▶ **GOAL**
Reproduce every entry below precisely. Pictures are excluded from the copy.

▶ **EXTRACTED DATA**
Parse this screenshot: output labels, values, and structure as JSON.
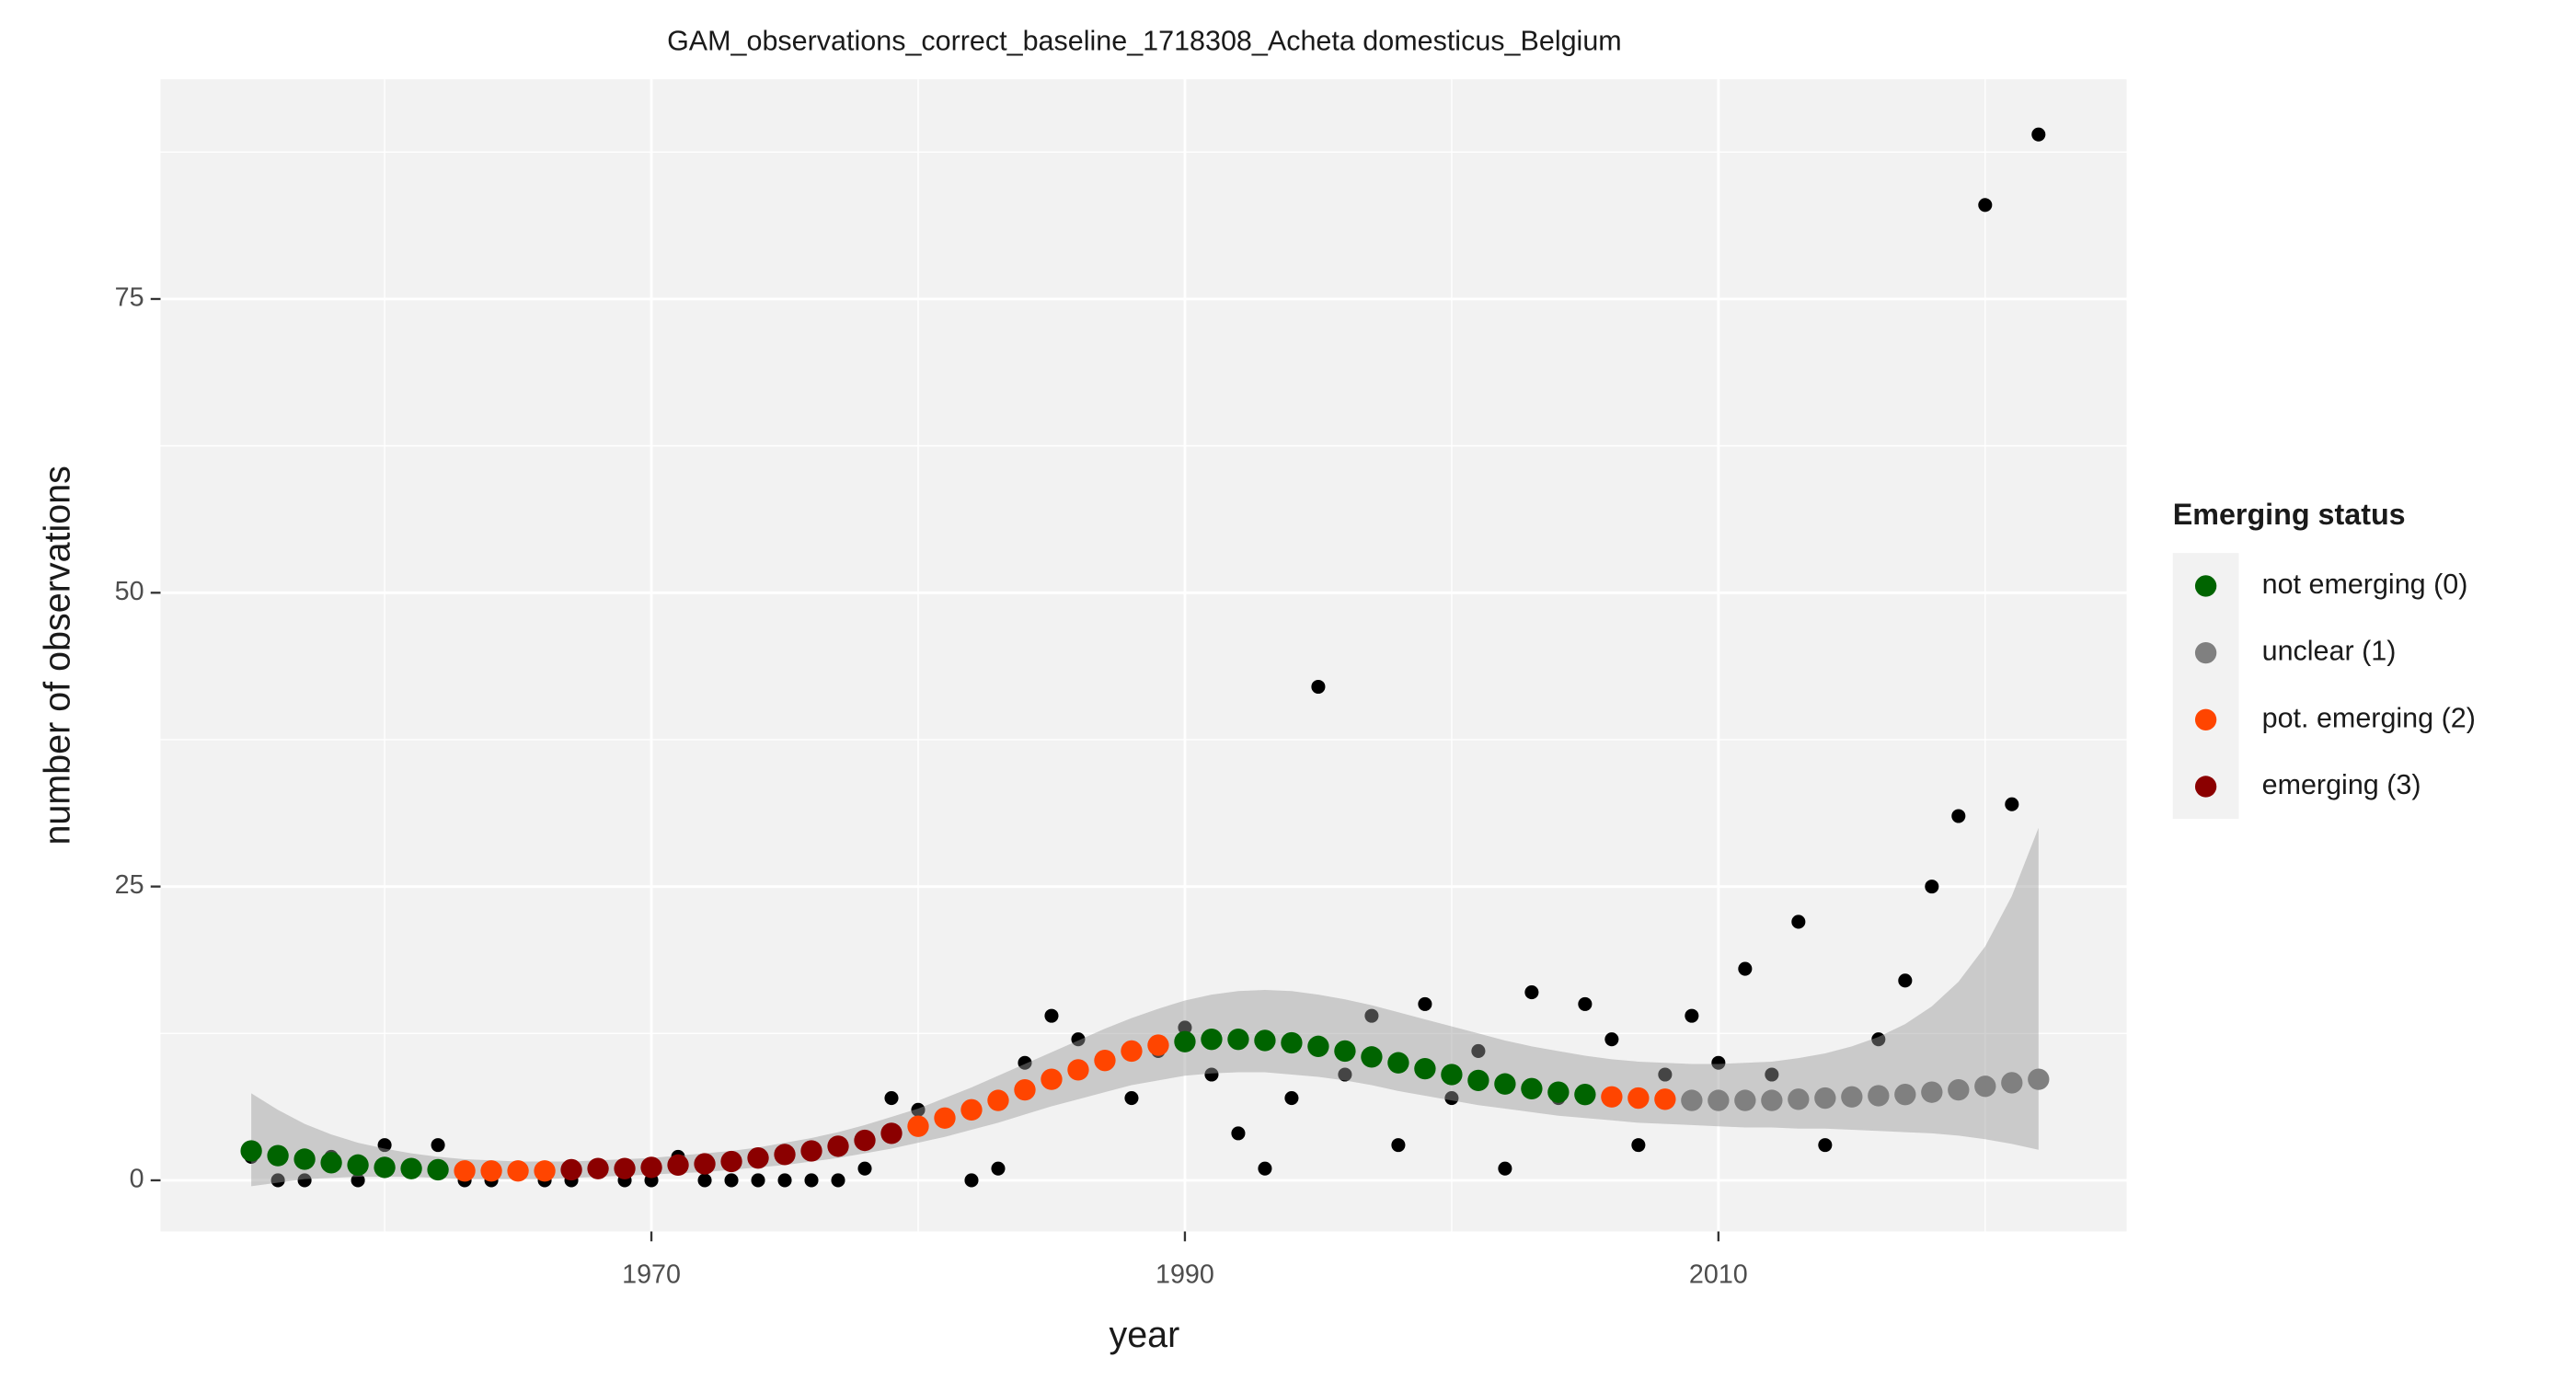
{
  "chart_data": {
    "type": "scatter",
    "title": "GAM_observations_correct_baseline_1718308_Acheta domesticus_Belgium",
    "x_label": "year",
    "y_label": "number of observations",
    "x": [
      1955,
      1956,
      1957,
      1958,
      1959,
      1960,
      1961,
      1962,
      1963,
      1964,
      1965,
      1966,
      1967,
      1968,
      1969,
      1970,
      1971,
      1972,
      1973,
      1974,
      1975,
      1976,
      1977,
      1978,
      1979,
      1980,
      1981,
      1982,
      1983,
      1984,
      1985,
      1986,
      1987,
      1988,
      1989,
      1990,
      1991,
      1992,
      1993,
      1994,
      1995,
      1996,
      1997,
      1998,
      1999,
      2000,
      2001,
      2002,
      2003,
      2004,
      2005,
      2006,
      2007,
      2008,
      2009,
      2010,
      2011,
      2012,
      2013,
      2014,
      2015,
      2016,
      2017,
      2018,
      2019,
      2020,
      2021,
      2022
    ],
    "observed": [
      2,
      0,
      0,
      2,
      0,
      3,
      1,
      3,
      0,
      0,
      1,
      0,
      0,
      1,
      0,
      0,
      2,
      0,
      0,
      0,
      0,
      0,
      0,
      1,
      7,
      6,
      5,
      0,
      1,
      10,
      14,
      12,
      10,
      7,
      11,
      13,
      9,
      4,
      1,
      7,
      42,
      9,
      14,
      3,
      15,
      7,
      11,
      1,
      16,
      7,
      15,
      12,
      3,
      9,
      14,
      10,
      18,
      9,
      22,
      3,
      7,
      12,
      17,
      25,
      31,
      83,
      32,
      89
    ],
    "observed_color": "#000000",
    "fitted": [
      2.5,
      2.1,
      1.8,
      1.5,
      1.3,
      1.1,
      1.0,
      0.9,
      0.8,
      0.8,
      0.8,
      0.8,
      0.9,
      1.0,
      1.0,
      1.1,
      1.3,
      1.4,
      1.6,
      1.9,
      2.2,
      2.5,
      2.9,
      3.4,
      4.0,
      4.6,
      5.3,
      6.0,
      6.8,
      7.7,
      8.6,
      9.4,
      10.2,
      11.0,
      11.5,
      11.8,
      12.0,
      12.0,
      11.9,
      11.7,
      11.4,
      11.0,
      10.5,
      10.0,
      9.5,
      9.0,
      8.5,
      8.2,
      7.8,
      7.5,
      7.3,
      7.1,
      7.0,
      6.9,
      6.8,
      6.8,
      6.8,
      6.8,
      6.9,
      7.0,
      7.1,
      7.2,
      7.3,
      7.5,
      7.7,
      8.0,
      8.3,
      8.6
    ],
    "status": [
      0,
      0,
      0,
      0,
      0,
      0,
      0,
      0,
      2,
      2,
      2,
      2,
      3,
      3,
      3,
      3,
      3,
      3,
      3,
      3,
      3,
      3,
      3,
      3,
      3,
      2,
      2,
      2,
      2,
      2,
      2,
      2,
      2,
      2,
      2,
      0,
      0,
      0,
      0,
      0,
      0,
      0,
      0,
      0,
      0,
      0,
      0,
      0,
      0,
      0,
      0,
      2,
      2,
      2,
      1,
      1,
      1,
      1,
      1,
      1,
      1,
      1,
      1,
      1,
      1,
      1,
      1,
      1
    ],
    "lower": [
      -0.5,
      -0.2,
      0.1,
      0.2,
      0.3,
      0.3,
      0.3,
      0.2,
      0.1,
      0.1,
      0.1,
      0.1,
      0.2,
      0.3,
      0.4,
      0.5,
      0.6,
      0.7,
      0.9,
      1.1,
      1.3,
      1.6,
      1.9,
      2.3,
      2.7,
      3.2,
      3.7,
      4.3,
      4.9,
      5.6,
      6.3,
      6.9,
      7.5,
      8.1,
      8.5,
      8.9,
      9.1,
      9.2,
      9.2,
      9.0,
      8.8,
      8.5,
      8.1,
      7.6,
      7.2,
      6.8,
      6.4,
      6.1,
      5.8,
      5.5,
      5.3,
      5.1,
      4.9,
      4.8,
      4.7,
      4.6,
      4.5,
      4.5,
      4.4,
      4.4,
      4.3,
      4.2,
      4.1,
      4.0,
      3.8,
      3.5,
      3.1,
      2.6
    ],
    "upper": [
      7.4,
      6,
      4.8,
      3.9,
      3.2,
      2.7,
      2.3,
      2.0,
      1.8,
      1.7,
      1.6,
      1.6,
      1.6,
      1.7,
      1.8,
      1.9,
      2.1,
      2.3,
      2.5,
      2.8,
      3.2,
      3.6,
      4.1,
      4.7,
      5.4,
      6.1,
      7.0,
      7.9,
      8.9,
      9.9,
      10.9,
      11.9,
      12.9,
      13.8,
      14.6,
      15.3,
      15.8,
      16.1,
      16.2,
      16.1,
      15.8,
      15.4,
      14.9,
      14.3,
      13.7,
      13.1,
      12.5,
      11.9,
      11.4,
      11.0,
      10.6,
      10.3,
      10.1,
      10.0,
      9.9,
      9.9,
      10.0,
      10.1,
      10.4,
      10.8,
      11.4,
      12.2,
      13.3,
      14.8,
      16.9,
      19.9,
      24.2,
      30.0
    ],
    "band_color": "#999999",
    "legend": {
      "title": "Emerging status",
      "position": "right",
      "entries": [
        {
          "name": "not emerging (0)",
          "color": "#006400"
        },
        {
          "name": "unclear (1)",
          "color": "#808080"
        },
        {
          "name": "pot. emerging (2)",
          "color": "#ff4500"
        },
        {
          "name": "emerging (3)",
          "color": "#8b0000"
        }
      ]
    },
    "xlim": [
      1951.6,
      2025.3
    ],
    "xticks": [
      1970,
      1990,
      2010
    ],
    "minor_xticks": [
      1960,
      1980,
      2000,
      2020
    ],
    "ylim": [
      -4.35,
      93.7
    ],
    "yticks": [
      0,
      25,
      50,
      75
    ],
    "minor_yticks": [
      12.5,
      37.5,
      62.5,
      87.5
    ],
    "grid": true
  }
}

▶ **REPLY**
Parse this screenshot: output labels, values, and structure as JSON.
{
  "chart_data": {
    "type": "scatter",
    "title": "GAM_observations_correct_baseline_1718308_Acheta domesticus_Belgium",
    "x_label": "year",
    "y_label": "number of observations",
    "x": [
      1955,
      1956,
      1957,
      1958,
      1959,
      1960,
      1961,
      1962,
      1963,
      1964,
      1965,
      1966,
      1967,
      1968,
      1969,
      1970,
      1971,
      1972,
      1973,
      1974,
      1975,
      1976,
      1977,
      1978,
      1979,
      1980,
      1981,
      1982,
      1983,
      1984,
      1985,
      1986,
      1987,
      1988,
      1989,
      1990,
      1991,
      1992,
      1993,
      1994,
      1995,
      1996,
      1997,
      1998,
      1999,
      2000,
      2001,
      2002,
      2003,
      2004,
      2005,
      2006,
      2007,
      2008,
      2009,
      2010,
      2011,
      2012,
      2013,
      2014,
      2015,
      2016,
      2017,
      2018,
      2019,
      2020,
      2021,
      2022
    ],
    "observed": [
      2,
      0,
      0,
      2,
      0,
      3,
      1,
      3,
      0,
      0,
      1,
      0,
      0,
      1,
      0,
      0,
      2,
      0,
      0,
      0,
      0,
      0,
      0,
      1,
      7,
      6,
      5,
      0,
      1,
      10,
      14,
      12,
      10,
      7,
      11,
      13,
      9,
      4,
      1,
      7,
      42,
      9,
      14,
      3,
      15,
      7,
      11,
      1,
      16,
      7,
      15,
      12,
      3,
      9,
      14,
      10,
      18,
      9,
      22,
      3,
      7,
      12,
      17,
      25,
      31,
      83,
      32,
      89
    ],
    "observed_color": "#000000",
    "fitted": [
      2.5,
      2.1,
      1.8,
      1.5,
      1.3,
      1.1,
      1.0,
      0.9,
      0.8,
      0.8,
      0.8,
      0.8,
      0.9,
      1.0,
      1.0,
      1.1,
      1.3,
      1.4,
      1.6,
      1.9,
      2.2,
      2.5,
      2.9,
      3.4,
      4.0,
      4.6,
      5.3,
      6.0,
      6.8,
      7.7,
      8.6,
      9.4,
      10.2,
      11.0,
      11.5,
      11.8,
      12.0,
      12.0,
      11.9,
      11.7,
      11.4,
      11.0,
      10.5,
      10.0,
      9.5,
      9.0,
      8.5,
      8.2,
      7.8,
      7.5,
      7.3,
      7.1,
      7.0,
      6.9,
      6.8,
      6.8,
      6.8,
      6.8,
      6.9,
      7.0,
      7.1,
      7.2,
      7.3,
      7.5,
      7.7,
      8.0,
      8.3,
      8.6
    ],
    "status": [
      0,
      0,
      0,
      0,
      0,
      0,
      0,
      0,
      2,
      2,
      2,
      2,
      3,
      3,
      3,
      3,
      3,
      3,
      3,
      3,
      3,
      3,
      3,
      3,
      3,
      2,
      2,
      2,
      2,
      2,
      2,
      2,
      2,
      2,
      2,
      0,
      0,
      0,
      0,
      0,
      0,
      0,
      0,
      0,
      0,
      0,
      0,
      0,
      0,
      0,
      0,
      2,
      2,
      2,
      1,
      1,
      1,
      1,
      1,
      1,
      1,
      1,
      1,
      1,
      1,
      1,
      1,
      1
    ],
    "lower": [
      -0.5,
      -0.2,
      0.1,
      0.2,
      0.3,
      0.3,
      0.3,
      0.2,
      0.1,
      0.1,
      0.1,
      0.1,
      0.2,
      0.3,
      0.4,
      0.5,
      0.6,
      0.7,
      0.9,
      1.1,
      1.3,
      1.6,
      1.9,
      2.3,
      2.7,
      3.2,
      3.7,
      4.3,
      4.9,
      5.6,
      6.3,
      6.9,
      7.5,
      8.1,
      8.5,
      8.9,
      9.1,
      9.2,
      9.2,
      9.0,
      8.8,
      8.5,
      8.1,
      7.6,
      7.2,
      6.8,
      6.4,
      6.1,
      5.8,
      5.5,
      5.3,
      5.1,
      4.9,
      4.8,
      4.7,
      4.6,
      4.5,
      4.5,
      4.4,
      4.4,
      4.3,
      4.2,
      4.1,
      4.0,
      3.8,
      3.5,
      3.1,
      2.6
    ],
    "upper": [
      7.4,
      6,
      4.8,
      3.9,
      3.2,
      2.7,
      2.3,
      2.0,
      1.8,
      1.7,
      1.6,
      1.6,
      1.6,
      1.7,
      1.8,
      1.9,
      2.1,
      2.3,
      2.5,
      2.8,
      3.2,
      3.6,
      4.1,
      4.7,
      5.4,
      6.1,
      7.0,
      7.9,
      8.9,
      9.9,
      10.9,
      11.9,
      12.9,
      13.8,
      14.6,
      15.3,
      15.8,
      16.1,
      16.2,
      16.1,
      15.8,
      15.4,
      14.9,
      14.3,
      13.7,
      13.1,
      12.5,
      11.9,
      11.4,
      11.0,
      10.6,
      10.3,
      10.1,
      10.0,
      9.9,
      9.9,
      10.0,
      10.1,
      10.4,
      10.8,
      11.4,
      12.2,
      13.3,
      14.8,
      16.9,
      19.9,
      24.2,
      30.0
    ],
    "band_color": "#999999",
    "legend": {
      "title": "Emerging status",
      "position": "right",
      "entries": [
        {
          "name": "not emerging (0)",
          "color": "#006400"
        },
        {
          "name": "unclear (1)",
          "color": "#808080"
        },
        {
          "name": "pot. emerging (2)",
          "color": "#ff4500"
        },
        {
          "name": "emerging (3)",
          "color": "#8b0000"
        }
      ]
    },
    "xlim": [
      1951.6,
      2025.3
    ],
    "xticks": [
      1970,
      1990,
      2010
    ],
    "minor_xticks": [
      1960,
      1980,
      2000,
      2020
    ],
    "ylim": [
      -4.35,
      93.7
    ],
    "yticks": [
      0,
      25,
      50,
      75
    ],
    "minor_yticks": [
      12.5,
      37.5,
      62.5,
      87.5
    ],
    "grid": true
  }
}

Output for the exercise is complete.